→ **Rows**
## begin

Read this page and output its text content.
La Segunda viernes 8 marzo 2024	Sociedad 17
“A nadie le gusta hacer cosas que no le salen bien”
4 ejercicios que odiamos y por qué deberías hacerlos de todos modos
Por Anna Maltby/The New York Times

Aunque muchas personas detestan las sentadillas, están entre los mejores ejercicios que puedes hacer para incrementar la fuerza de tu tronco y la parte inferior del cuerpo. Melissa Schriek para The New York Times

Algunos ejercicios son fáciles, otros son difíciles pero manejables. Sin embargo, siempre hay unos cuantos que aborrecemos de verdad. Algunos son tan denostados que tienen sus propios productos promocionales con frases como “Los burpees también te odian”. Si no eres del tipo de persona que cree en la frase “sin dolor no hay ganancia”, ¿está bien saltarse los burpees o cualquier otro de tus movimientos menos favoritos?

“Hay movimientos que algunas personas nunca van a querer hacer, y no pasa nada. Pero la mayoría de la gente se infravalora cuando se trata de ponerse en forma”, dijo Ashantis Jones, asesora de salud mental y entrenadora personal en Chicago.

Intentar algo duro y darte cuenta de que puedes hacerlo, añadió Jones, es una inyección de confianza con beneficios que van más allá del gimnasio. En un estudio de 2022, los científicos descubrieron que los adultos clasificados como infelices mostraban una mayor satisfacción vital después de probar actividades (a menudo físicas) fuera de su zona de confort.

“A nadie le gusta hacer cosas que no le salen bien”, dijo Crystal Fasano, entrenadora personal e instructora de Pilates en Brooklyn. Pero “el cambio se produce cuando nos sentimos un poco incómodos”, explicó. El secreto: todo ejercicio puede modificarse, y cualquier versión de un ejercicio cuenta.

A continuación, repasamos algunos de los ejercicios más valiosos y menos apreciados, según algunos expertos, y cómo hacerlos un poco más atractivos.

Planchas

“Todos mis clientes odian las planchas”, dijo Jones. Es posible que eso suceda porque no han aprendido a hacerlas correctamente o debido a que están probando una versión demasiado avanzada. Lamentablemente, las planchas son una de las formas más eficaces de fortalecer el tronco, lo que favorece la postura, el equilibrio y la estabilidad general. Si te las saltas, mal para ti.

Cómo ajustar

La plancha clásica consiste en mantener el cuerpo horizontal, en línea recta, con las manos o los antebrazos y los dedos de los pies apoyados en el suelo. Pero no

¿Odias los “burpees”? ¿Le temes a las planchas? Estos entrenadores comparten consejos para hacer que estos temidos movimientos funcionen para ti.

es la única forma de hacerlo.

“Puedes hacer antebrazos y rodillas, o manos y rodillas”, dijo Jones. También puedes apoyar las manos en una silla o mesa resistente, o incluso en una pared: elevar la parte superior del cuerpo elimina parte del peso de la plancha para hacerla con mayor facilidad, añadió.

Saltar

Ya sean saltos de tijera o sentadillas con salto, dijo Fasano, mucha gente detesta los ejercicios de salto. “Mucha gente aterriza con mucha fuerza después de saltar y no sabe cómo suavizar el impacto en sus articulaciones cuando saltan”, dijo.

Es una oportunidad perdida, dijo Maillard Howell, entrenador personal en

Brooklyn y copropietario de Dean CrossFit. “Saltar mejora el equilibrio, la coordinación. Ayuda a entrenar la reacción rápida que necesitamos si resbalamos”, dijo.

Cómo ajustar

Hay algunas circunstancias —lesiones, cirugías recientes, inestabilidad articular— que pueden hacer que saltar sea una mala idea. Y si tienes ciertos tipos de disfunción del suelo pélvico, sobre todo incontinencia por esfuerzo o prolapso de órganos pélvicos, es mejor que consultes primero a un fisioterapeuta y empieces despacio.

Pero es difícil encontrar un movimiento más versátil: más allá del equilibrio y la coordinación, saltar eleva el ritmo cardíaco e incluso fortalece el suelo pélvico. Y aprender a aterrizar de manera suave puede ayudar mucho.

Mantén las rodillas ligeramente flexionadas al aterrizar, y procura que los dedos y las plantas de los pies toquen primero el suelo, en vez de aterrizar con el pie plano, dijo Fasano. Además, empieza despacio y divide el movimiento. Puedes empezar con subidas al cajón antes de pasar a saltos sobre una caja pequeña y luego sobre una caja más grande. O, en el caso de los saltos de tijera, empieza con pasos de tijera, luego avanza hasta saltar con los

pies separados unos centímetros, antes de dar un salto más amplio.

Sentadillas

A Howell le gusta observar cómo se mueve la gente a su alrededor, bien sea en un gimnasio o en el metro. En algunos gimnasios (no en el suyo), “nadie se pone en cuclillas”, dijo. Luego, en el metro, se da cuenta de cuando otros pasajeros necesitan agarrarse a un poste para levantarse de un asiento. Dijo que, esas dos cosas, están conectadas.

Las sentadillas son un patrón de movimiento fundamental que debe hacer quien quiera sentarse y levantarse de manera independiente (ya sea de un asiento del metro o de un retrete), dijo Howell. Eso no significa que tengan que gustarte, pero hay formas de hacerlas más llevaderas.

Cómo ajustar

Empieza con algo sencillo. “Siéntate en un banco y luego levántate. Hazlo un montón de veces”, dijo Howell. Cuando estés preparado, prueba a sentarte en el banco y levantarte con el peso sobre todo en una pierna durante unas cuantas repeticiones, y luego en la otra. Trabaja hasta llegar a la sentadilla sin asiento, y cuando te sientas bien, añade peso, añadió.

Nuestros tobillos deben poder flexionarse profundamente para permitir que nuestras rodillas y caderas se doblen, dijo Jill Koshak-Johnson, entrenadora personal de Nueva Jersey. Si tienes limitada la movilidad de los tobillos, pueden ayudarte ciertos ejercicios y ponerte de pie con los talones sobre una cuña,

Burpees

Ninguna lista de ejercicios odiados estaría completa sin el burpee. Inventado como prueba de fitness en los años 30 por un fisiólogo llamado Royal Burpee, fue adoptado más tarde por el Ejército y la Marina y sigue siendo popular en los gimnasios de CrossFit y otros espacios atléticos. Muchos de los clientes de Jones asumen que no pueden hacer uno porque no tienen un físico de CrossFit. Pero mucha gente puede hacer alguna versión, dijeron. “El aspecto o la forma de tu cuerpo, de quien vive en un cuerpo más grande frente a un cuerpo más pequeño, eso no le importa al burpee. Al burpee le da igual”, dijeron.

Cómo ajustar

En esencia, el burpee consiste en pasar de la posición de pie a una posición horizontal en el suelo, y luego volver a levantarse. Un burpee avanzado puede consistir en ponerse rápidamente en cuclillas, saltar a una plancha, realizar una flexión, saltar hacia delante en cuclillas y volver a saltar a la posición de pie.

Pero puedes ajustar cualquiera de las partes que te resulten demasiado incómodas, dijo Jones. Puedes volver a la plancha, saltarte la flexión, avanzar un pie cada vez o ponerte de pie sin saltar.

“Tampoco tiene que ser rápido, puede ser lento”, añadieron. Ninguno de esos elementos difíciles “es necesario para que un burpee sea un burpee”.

## end

→ **Objective**
Transcribe the whole listing with nothing added or left out.

→ **The response**
Read this page and output its text content.
La Segunda viernes 8 marzo 2024	Sociedad 17
“A nadie le gusta hacer cosas que no le salen bien”
4 ejercicios que odiamos y por qué deberías hacerlos de todos modos
Por Anna Maltby/The New York Times

Aunque muchas personas detestan las sentadillas, están entre los mejores ejercicios que puedes hacer para incrementar la fuerza de tu tronco y la parte inferior del cuerpo. Melissa Schriek para The New York Times

Algunos ejercicios son fáciles, otros son difíciles pero manejables. Sin embargo, siempre hay unos cuantos que aborrecemos de verdad. Algunos son tan denostados que tienen sus propios productos promocionales con frases como “Los burpees también te odian”. Si no eres del tipo de persona que cree en la frase “sin dolor no hay ganancia”, ¿está bien saltarse los burpees o cualquier otro de tus movimientos menos favoritos?

“Hay movimientos que algunas personas nunca van a querer hacer, y no pasa nada. Pero la mayoría de la gente se infravalora cuando se trata de ponerse en forma”, dijo Ashantis Jones, asesora de salud mental y entrenadora personal en Chicago.

Intentar algo duro y darte cuenta de que puedes hacerlo, añadió Jones, es una inyección de confianza con beneficios que van más allá del gimnasio. En un estudio de 2022, los científicos descubrieron que los adultos clasificados como infelices mostraban una mayor satisfacción vital después de probar actividades (a menudo físicas) fuera de su zona de confort.

“A nadie le gusta hacer cosas que no le salen bien”, dijo Crystal Fasano, entrenadora personal e instructora de Pilates en Brooklyn. Pero “el cambio se produce cuando nos sentimos un poco incómodos”, explicó. El secreto: todo ejercicio puede modificarse, y cualquier versión de un ejercicio cuenta.

A continuación, repasamos algunos de los ejercicios más valiosos y menos apreciados, según algunos expertos, y cómo hacerlos un poco más atractivos.

Planchas

“Todos mis clientes odian las planchas”, dijo Jones. Es posible que eso suceda porque no han aprendido a hacerlas correctamente o debido a que están probando una versión demasiado avanzada. Lamentablemente, las planchas son una de las formas más eficaces de fortalecer el tronco, lo que favorece la postura, el equilibrio y la estabilidad general. Si te las saltas, mal para ti.

Cómo ajustar

La plancha clásica consiste en mantener el cuerpo horizontal, en línea recta, con las manos o los antebrazos y los dedos de los pies apoyados en el suelo. Pero no

¿Odias los “burpees”? ¿Le temes a las planchas? Estos entrenadores comparten consejos para hacer que estos temidos movimientos funcionen para ti.

es la única forma de hacerlo.

“Puedes hacer antebrazos y rodillas, o manos y rodillas”, dijo Jones. También puedes apoyar las manos en una silla o mesa resistente, o incluso en una pared: elevar la parte superior del cuerpo elimina parte del peso de la plancha para hacerla con mayor facilidad, añadió.

Saltar

Ya sean saltos de tijera o sentadillas con salto, dijo Fasano, mucha gente detesta los ejercicios de salto. “Mucha gente aterriza con mucha fuerza después de saltar y no sabe cómo suavizar el impacto en sus articulaciones cuando saltan”, dijo.

Es una oportunidad perdida, dijo Maillard Howell, entrenador personal en

Brooklyn y copropietario de Dean CrossFit. “Saltar mejora el equilibrio, la coordinación. Ayuda a entrenar la reacción rápida que necesitamos si resbalamos”, dijo.

Cómo ajustar

Hay algunas circunstancias —lesiones, cirugías recientes, inestabilidad articular— que pueden hacer que saltar sea una mala idea. Y si tienes ciertos tipos de disfunción del suelo pélvico, sobre todo incontinencia por esfuerzo o prolapso de órganos pélvicos, es mejor que consultes primero a un fisioterapeuta y empieces despacio.

Pero es difícil encontrar un movimiento más versátil: más allá del equilibrio y la coordinación, saltar eleva el ritmo cardíaco e incluso fortalece el suelo pélvico. Y aprender a aterrizar de manera suave puede ayudar mucho.

Mantén las rodillas ligeramente flexionadas al aterrizar, y procura que los dedos y las plantas de los pies toquen primero el suelo, en vez de aterrizar con el pie plano, dijo Fasano. Además, empieza despacio y divide el movimiento. Puedes empezar con subidas al cajón antes de pasar a saltos sobre una caja pequeña y luego sobre una caja más grande. O, en el caso de los saltos de tijera, empieza con pasos de tijera, luego avanza hasta saltar con los

pies separados unos centímetros, antes de dar un salto más amplio.

Sentadillas

A Howell le gusta observar cómo se mueve la gente a su alrededor, bien sea en un gimnasio o en el metro. En algunos gimnasios (no en el suyo), “nadie se pone en cuclillas”, dijo. Luego, en el metro, se da cuenta de cuando otros pasajeros necesitan agarrarse a un poste para levantarse de un asiento. Dijo que, esas dos cosas, están conectadas.

Las sentadillas son un patrón de movimiento fundamental que debe hacer quien quiera sentarse y levantarse de manera independiente (ya sea de un asiento del metro o de un retrete), dijo Howell. Eso no significa que tengan que gustarte, pero hay formas de hacerlas más llevaderas.

Cómo ajustar

Empieza con algo sencillo. “Siéntate en un banco y luego levántate. Hazlo un montón de veces”, dijo Howell. Cuando estés preparado, prueba a sentarte en el banco y levantarte con el peso sobre todo en una pierna durante unas cuantas repeticiones, y luego en la otra. Trabaja hasta llegar a la sentadilla sin asiento, y cuando te sientas bien, añade peso, añadió.

Nuestros tobillos deben poder flexionarse profundamente para permitir que nuestras rodillas y caderas se doblen, dijo Jill Koshak-Johnson, entrenadora personal de Nueva Jersey. Si tienes limitada la movilidad de los tobillos, pueden ayudarte ciertos ejercicios y ponerte de pie con los talones sobre una cuña,

Burpees

Ninguna lista de ejercicios odiados estaría completa sin el burpee. Inventado como prueba de fitness en los años 30 por un fisiólogo llamado Royal Burpee, fue adoptado más tarde por el Ejército y la Marina y sigue siendo popular en los gimnasios de CrossFit y otros espacios atléticos. Muchos de los clientes de Jones asumen que no pueden hacer uno porque no tienen un físico de CrossFit. Pero mucha gente puede hacer alguna versión, dijeron. “El aspecto o la forma de tu cuerpo, de quien vive en un cuerpo más grande frente a un cuerpo más pequeño, eso no le importa al burpee. Al burpee le da igual”, dijeron.

Cómo ajustar

En esencia, el burpee consiste en pasar de la posición de pie a una posición horizontal en el suelo, y luego volver a levantarse. Un burpee avanzado puede consistir en ponerse rápidamente en cuclillas, saltar a una plancha, realizar una flexión, saltar hacia delante en cuclillas y volver a saltar a la posición de pie.

Pero puedes ajustar cualquiera de las partes que te resulten demasiado incómodas, dijo Jones. Puedes volver a la plancha, saltarte la flexión, avanzar un pie cada vez o ponerte de pie sin saltar.

“Tampoco tiene que ser rápido, puede ser lento”, añadieron. Ninguno de esos elementos difíciles “es necesario para que un burpee sea un burpee”.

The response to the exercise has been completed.